— START —
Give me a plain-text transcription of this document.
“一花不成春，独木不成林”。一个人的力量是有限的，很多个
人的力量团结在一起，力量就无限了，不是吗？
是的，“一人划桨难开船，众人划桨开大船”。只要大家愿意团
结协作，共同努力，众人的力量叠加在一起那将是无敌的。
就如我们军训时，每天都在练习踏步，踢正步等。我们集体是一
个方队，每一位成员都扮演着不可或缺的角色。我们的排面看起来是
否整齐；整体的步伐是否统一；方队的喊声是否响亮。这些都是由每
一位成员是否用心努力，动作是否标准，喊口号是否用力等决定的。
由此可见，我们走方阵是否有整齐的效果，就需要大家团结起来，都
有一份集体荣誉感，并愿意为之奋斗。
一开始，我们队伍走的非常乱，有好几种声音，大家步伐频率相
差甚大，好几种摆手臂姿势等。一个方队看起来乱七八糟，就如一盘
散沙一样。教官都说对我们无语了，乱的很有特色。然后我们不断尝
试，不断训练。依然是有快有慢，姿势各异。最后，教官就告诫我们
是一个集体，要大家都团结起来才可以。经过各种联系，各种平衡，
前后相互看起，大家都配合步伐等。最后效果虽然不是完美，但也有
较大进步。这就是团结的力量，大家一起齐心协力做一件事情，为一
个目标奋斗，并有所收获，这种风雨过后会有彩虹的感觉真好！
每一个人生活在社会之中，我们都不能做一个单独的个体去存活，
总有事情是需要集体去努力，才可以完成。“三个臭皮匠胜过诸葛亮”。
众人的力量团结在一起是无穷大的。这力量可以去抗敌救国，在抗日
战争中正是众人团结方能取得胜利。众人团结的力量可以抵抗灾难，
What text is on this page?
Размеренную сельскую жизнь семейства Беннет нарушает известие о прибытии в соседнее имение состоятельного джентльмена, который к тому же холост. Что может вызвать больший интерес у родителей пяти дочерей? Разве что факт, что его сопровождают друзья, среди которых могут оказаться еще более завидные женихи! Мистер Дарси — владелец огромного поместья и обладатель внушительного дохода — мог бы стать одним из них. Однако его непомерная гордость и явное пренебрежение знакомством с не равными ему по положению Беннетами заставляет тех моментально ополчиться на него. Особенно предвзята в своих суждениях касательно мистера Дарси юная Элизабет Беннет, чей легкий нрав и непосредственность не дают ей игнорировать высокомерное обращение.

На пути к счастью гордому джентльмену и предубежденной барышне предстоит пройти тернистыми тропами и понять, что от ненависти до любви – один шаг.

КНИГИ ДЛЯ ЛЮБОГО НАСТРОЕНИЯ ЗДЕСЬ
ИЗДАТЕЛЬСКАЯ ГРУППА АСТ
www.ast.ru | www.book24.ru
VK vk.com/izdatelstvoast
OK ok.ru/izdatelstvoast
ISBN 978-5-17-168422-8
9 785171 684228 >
— END —
[PROBLEM REQUIREMENTS] Gather each line in these records that contains the string "text".

[FINAL RESULT]
Give me a plain-text transcription of this document.
What text is on this page?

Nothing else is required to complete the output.